Description of the task: Copy all records verbatim.

Record extracts:
·····
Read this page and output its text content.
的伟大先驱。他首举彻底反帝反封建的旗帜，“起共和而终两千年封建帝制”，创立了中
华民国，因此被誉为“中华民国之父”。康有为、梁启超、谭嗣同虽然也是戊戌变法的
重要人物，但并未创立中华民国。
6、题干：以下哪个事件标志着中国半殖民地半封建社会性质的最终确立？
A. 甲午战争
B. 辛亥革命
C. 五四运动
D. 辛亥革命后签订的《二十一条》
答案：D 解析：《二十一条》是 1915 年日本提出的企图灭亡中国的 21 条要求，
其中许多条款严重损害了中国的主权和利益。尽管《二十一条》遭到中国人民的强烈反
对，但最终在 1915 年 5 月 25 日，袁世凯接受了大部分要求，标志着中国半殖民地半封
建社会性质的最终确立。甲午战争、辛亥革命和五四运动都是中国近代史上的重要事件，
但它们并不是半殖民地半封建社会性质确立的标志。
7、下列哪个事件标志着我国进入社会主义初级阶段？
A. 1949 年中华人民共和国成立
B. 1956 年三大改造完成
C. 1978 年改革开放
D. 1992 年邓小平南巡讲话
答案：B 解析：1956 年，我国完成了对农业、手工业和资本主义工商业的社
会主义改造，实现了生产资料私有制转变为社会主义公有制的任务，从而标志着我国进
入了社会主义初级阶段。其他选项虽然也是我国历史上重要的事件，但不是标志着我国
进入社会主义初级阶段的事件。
·····
Written solution:
Read this page and output its text content.
的伟大先驱。他首举彻底反帝反封建的旗帜，“起共和而终两千年封建帝制”，创立了中
华民国，因此被誉为“中华民国之父”。康有为、梁启超、谭嗣同虽然也是戊戌变法的
重要人物，但并未创立中华民国。
6、题干：以下哪个事件标志着中国半殖民地半封建社会性质的最终确立？
A. 甲午战争
B. 辛亥革命
C. 五四运动
D. 辛亥革命后签订的《二十一条》
答案：D 解析：《二十一条》是 1915 年日本提出的企图灭亡中国的 21 条要求，
其中许多条款严重损害了中国的主权和利益。尽管《二十一条》遭到中国人民的强烈反
对，但最终在 1915 年 5 月 25 日，袁世凯接受了大部分要求，标志着中国半殖民地半封
建社会性质的最终确立。甲午战争、辛亥革命和五四运动都是中国近代史上的重要事件，
但它们并不是半殖民地半封建社会性质确立的标志。
7、下列哪个事件标志着我国进入社会主义初级阶段？
A. 1949 年中华人民共和国成立
B. 1956 年三大改造完成
C. 1978 年改革开放
D. 1992 年邓小平南巡讲话
答案：B 解析：1956 年，我国完成了对农业、手工业和资本主义工商业的社
会主义改造，实现了生产资料私有制转变为社会主义公有制的任务，从而标志着我国进
入了社会主义初级阶段。其他选项虽然也是我国历史上重要的事件，但不是标志着我国
进入社会主义初级阶段的事件。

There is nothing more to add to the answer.